::: Data provided :::
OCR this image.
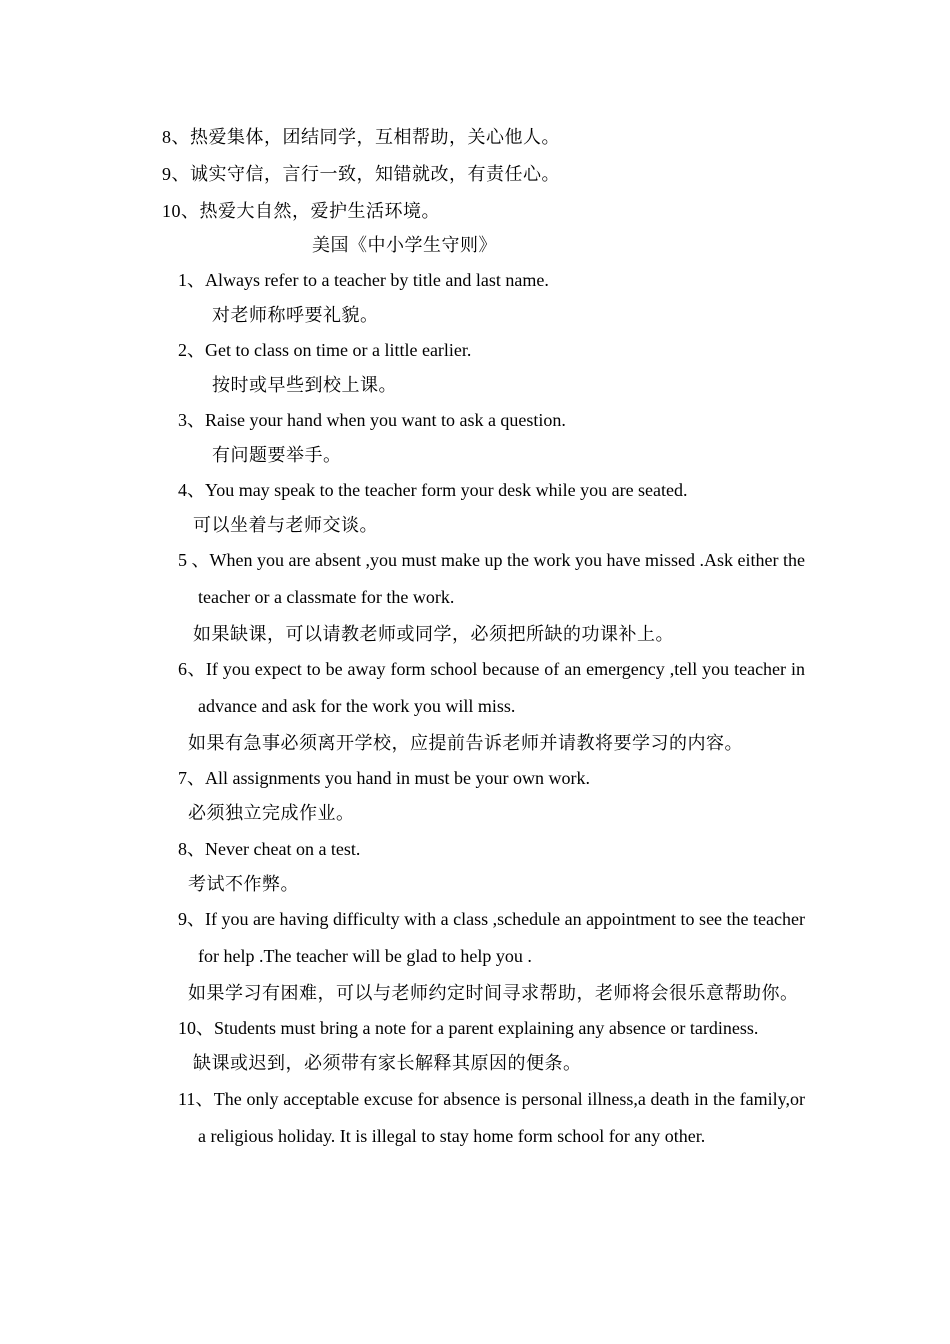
8、热爱集体，团结同学，互相帮助，关心他人。
9、诚实守信，言行一致，知错就改，有责任心。
10、热爱大自然，爱护生活环境。
美国《中小学生守则》
1、Always refer to a teacher by title and last name.
对老师称呼要礼貌。
2、Get to class on time or a little earlier.
按时或早些到校上课。
3、Raise your hand when you want to ask a question.
有问题要举手。
4、You may speak to the teacher form your desk while you are seated.
可以坐着与老师交谈。
5 、When you are absent ,you must make up the work you have missed .Ask either the teacher or a classmate for the work.
如果缺课，可以请教老师或同学，必须把所缺的功课补上。
6、If you expect to be away form school because of an emergency ,tell you teacher in advance and ask for the work you will miss.
如果有急事必须离开学校，应提前告诉老师并请教将要学习的内容。
7、All assignments you hand in must be your own work.
必须独立完成作业。
8、Never cheat on a test.
考试不作弊。
9、If you are having difficulty with a class ,schedule an appointment to see the teacher for help .The teacher will be glad to help you .
如果学习有困难，可以与老师约定时间寻求帮助，老师将会很乐意帮助你。
10、Students must bring a note for a parent explaining any absence or tardiness.
缺课或迟到，必须带有家长解释其原因的便条。
11、The only acceptable excuse for absence is personal illness,a death in the family,or a religious holiday. It is illegal to stay home form school for any other.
:::
Instructions for the task
Print every record above exactly as written, leaving out the pictures.

Solution to this exercise
OCR this image.
8、热爱集体，团结同学，互相帮助，关心他人。
9、诚实守信，言行一致，知错就改，有责任心。
10、热爱大自然，爱护生活环境。
美国《中小学生守则》
1、Always refer to a teacher by title and last name.
对老师称呼要礼貌。
2、Get to class on time or a little earlier.
按时或早些到校上课。
3、Raise your hand when you want to ask a question.
有问题要举手。
4、You may speak to the teacher form your desk while you are seated.
可以坐着与老师交谈。
5 、When you are absent ,you must make up the work you have missed .Ask either the teacher or a classmate for the work.
如果缺课，可以请教老师或同学，必须把所缺的功课补上。
6、If you expect to be away form school because of an emergency ,tell you teacher in advance and ask for the work you will miss.
如果有急事必须离开学校，应提前告诉老师并请教将要学习的内容。
7、All assignments you hand in must be your own work.
必须独立完成作业。
8、Never cheat on a test.
考试不作弊。
9、If you are having difficulty with a class ,schedule an appointment to see the teacher for help .The teacher will be glad to help you .
如果学习有困难，可以与老师约定时间寻求帮助，老师将会很乐意帮助你。
10、Students must bring a note for a parent explaining any absence or tardiness.
缺课或迟到，必须带有家长解释其原因的便条。
11、The only acceptable excuse for absence is personal illness,a death in the family,or a religious holiday. It is illegal to stay home form school for any other.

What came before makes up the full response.